Aim ->
Each entry in the listing below should be restated word for word.

──────── Provided information ────────

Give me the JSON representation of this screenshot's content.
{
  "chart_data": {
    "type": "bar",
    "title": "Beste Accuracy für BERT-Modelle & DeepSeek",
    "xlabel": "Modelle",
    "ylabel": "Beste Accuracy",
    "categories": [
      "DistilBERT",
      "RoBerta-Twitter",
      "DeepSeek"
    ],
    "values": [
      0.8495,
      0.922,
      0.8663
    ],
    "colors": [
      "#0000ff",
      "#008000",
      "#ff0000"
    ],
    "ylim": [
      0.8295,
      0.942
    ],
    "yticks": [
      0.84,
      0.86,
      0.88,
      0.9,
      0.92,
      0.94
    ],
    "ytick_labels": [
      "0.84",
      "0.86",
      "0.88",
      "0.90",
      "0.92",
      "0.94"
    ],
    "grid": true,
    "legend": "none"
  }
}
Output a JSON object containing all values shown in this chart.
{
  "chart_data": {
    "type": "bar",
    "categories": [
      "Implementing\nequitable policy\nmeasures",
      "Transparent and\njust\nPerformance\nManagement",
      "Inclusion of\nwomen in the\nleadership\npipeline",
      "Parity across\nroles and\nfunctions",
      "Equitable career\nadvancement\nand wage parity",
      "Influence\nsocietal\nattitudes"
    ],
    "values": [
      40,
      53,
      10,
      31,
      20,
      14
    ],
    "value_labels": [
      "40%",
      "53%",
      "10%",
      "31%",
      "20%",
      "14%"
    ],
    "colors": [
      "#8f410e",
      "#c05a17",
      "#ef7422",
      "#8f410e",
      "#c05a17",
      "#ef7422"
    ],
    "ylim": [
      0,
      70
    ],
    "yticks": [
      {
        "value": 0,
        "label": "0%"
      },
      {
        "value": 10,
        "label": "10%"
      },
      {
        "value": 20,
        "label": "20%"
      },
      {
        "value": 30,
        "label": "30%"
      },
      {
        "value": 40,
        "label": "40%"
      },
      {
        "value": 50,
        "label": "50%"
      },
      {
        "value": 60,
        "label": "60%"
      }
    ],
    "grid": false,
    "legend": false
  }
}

────────

Complete response ->
Give me the JSON representation of this screenshot's content.
{
  "chart_data": {
    "type": "bar",
    "title": "Beste Accuracy für BERT-Modelle & DeepSeek",
    "xlabel": "Modelle",
    "ylabel": "Beste Accuracy",
    "categories": [
      "DistilBERT",
      "RoBerta-Twitter",
      "DeepSeek"
    ],
    "values": [
      0.8495,
      0.922,
      0.8663
    ],
    "colors": [
      "#0000ff",
      "#008000",
      "#ff0000"
    ],
    "ylim": [
      0.8295,
      0.942
    ],
    "yticks": [
      0.84,
      0.86,
      0.88,
      0.9,
      0.92,
      0.94
    ],
    "ytick_labels": [
      "0.84",
      "0.86",
      "0.88",
      "0.90",
      "0.92",
      "0.94"
    ],
    "grid": true,
    "legend": "none"
  }
}
Output a JSON object containing all values shown in this chart.
{
  "chart_data": {
    "type": "bar",
    "categories": [
      "Implementing\nequitable policy\nmeasures",
      "Transparent and\njust\nPerformance\nManagement",
      "Inclusion of\nwomen in the\nleadership\npipeline",
      "Parity across\nroles and\nfunctions",
      "Equitable career\nadvancement\nand wage parity",
      "Influence\nsocietal\nattitudes"
    ],
    "values": [
      40,
      53,
      10,
      31,
      20,
      14
    ],
    "value_labels": [
      "40%",
      "53%",
      "10%",
      "31%",
      "20%",
      "14%"
    ],
    "colors": [
      "#8f410e",
      "#c05a17",
      "#ef7422",
      "#8f410e",
      "#c05a17",
      "#ef7422"
    ],
    "ylim": [
      0,
      70
    ],
    "yticks": [
      {
        "value": 0,
        "label": "0%"
      },
      {
        "value": 10,
        "label": "10%"
      },
      {
        "value": 20,
        "label": "20%"
      },
      {
        "value": 30,
        "label": "30%"
      },
      {
        "value": 40,
        "label": "40%"
      },
      {
        "value": 50,
        "label": "50%"
      },
      {
        "value": 60,
        "label": "60%"
      }
    ],
    "grid": false,
    "legend": false
  }
}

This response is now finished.